GIVEN DATA:

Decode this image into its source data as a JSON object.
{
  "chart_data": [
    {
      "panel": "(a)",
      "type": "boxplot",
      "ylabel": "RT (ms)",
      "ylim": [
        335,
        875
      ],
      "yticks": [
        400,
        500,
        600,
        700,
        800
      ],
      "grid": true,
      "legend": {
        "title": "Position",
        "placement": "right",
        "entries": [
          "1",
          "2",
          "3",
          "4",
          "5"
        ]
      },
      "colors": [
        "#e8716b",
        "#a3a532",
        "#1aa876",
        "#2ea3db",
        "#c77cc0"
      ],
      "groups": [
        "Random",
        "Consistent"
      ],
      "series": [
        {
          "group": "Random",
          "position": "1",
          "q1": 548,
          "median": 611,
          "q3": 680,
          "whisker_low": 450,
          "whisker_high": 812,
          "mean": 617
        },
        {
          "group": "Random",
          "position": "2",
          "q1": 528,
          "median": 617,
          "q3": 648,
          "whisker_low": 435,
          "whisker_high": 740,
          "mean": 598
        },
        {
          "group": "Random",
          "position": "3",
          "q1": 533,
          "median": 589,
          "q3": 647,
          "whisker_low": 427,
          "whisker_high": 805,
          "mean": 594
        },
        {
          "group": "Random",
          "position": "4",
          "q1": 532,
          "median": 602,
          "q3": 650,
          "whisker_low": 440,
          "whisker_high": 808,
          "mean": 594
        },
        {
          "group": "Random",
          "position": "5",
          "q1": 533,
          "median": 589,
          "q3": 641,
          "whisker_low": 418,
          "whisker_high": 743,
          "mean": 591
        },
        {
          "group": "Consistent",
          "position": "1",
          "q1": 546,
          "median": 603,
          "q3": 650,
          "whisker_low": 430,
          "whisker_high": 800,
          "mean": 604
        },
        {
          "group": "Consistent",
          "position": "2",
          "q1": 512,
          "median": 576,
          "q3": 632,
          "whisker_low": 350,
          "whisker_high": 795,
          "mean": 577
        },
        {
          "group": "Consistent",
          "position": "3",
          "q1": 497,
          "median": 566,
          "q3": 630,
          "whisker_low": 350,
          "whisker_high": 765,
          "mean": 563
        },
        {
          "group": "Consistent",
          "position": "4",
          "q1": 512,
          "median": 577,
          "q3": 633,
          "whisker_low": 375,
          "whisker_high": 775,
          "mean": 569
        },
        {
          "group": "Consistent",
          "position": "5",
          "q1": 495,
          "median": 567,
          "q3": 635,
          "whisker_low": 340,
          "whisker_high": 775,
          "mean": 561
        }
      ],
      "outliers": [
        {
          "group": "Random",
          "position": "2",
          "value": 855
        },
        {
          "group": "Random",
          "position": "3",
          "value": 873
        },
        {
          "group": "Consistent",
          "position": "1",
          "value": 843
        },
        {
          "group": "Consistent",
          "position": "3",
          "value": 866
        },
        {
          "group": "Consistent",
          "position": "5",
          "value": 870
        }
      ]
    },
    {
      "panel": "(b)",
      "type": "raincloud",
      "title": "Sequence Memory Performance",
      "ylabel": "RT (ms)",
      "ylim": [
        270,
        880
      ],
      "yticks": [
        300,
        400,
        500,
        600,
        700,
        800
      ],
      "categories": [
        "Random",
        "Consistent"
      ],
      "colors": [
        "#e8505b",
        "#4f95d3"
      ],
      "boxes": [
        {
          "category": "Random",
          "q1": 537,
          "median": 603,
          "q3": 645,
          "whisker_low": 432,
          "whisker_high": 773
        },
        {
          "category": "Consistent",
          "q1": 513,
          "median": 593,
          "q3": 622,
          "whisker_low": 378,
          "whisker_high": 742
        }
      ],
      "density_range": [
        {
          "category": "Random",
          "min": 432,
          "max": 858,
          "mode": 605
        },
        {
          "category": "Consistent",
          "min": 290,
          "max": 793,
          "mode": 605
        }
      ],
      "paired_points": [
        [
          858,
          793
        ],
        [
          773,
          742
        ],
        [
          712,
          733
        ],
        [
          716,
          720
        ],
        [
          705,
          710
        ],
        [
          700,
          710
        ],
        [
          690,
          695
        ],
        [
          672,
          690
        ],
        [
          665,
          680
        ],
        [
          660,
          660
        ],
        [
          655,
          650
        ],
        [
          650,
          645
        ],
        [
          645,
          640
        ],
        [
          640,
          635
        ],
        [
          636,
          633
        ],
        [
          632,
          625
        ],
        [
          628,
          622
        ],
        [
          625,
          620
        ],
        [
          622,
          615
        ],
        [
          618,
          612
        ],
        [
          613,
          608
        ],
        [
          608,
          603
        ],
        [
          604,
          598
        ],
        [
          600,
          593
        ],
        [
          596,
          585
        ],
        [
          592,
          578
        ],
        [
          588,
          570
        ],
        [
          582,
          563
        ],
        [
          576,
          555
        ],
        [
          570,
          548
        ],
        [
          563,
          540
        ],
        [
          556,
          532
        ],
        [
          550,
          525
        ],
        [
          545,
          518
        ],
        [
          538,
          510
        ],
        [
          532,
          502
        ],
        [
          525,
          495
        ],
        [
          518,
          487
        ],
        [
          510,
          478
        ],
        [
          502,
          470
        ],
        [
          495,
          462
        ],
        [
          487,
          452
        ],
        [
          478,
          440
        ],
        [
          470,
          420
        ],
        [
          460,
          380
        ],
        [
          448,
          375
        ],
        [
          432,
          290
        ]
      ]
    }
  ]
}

---

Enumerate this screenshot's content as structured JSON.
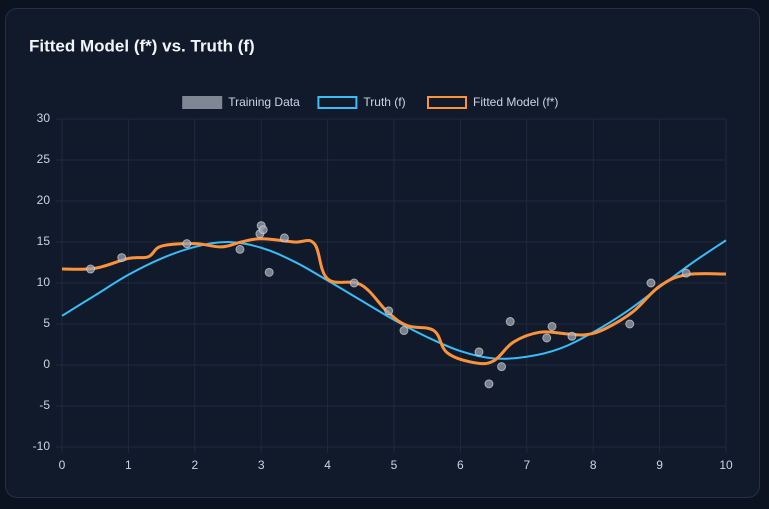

--

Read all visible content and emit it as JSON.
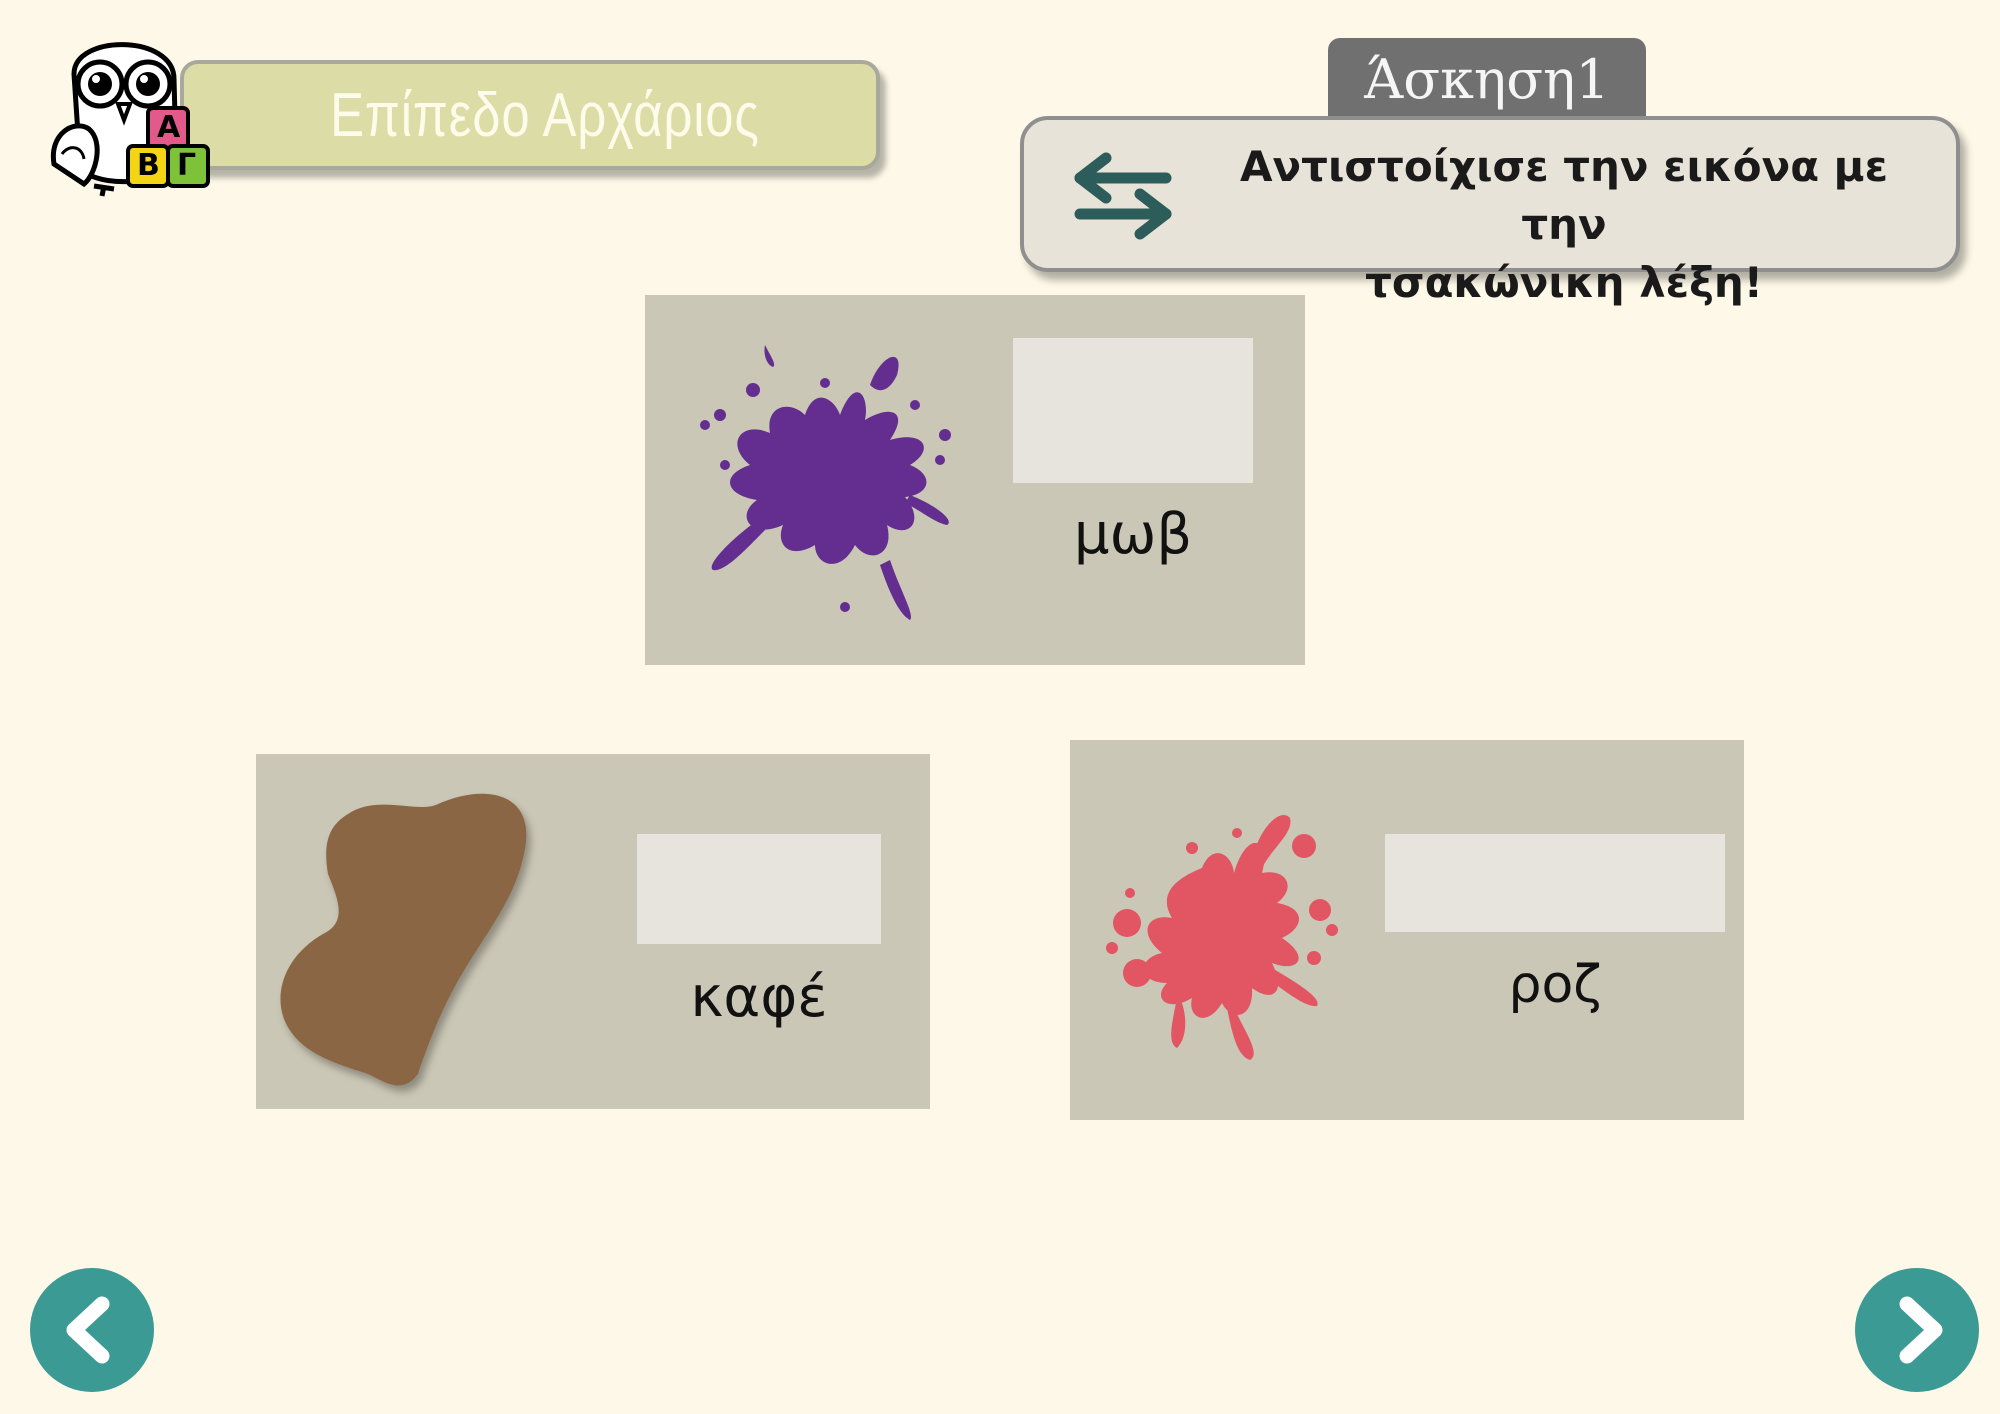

AIM: Scan the material above for the word "content". Copy each line where it occurs.

EXERCISE ANSWER:
Enumerate this screenshot's content as structured JSON.
Read all visible content and emit it as JSON.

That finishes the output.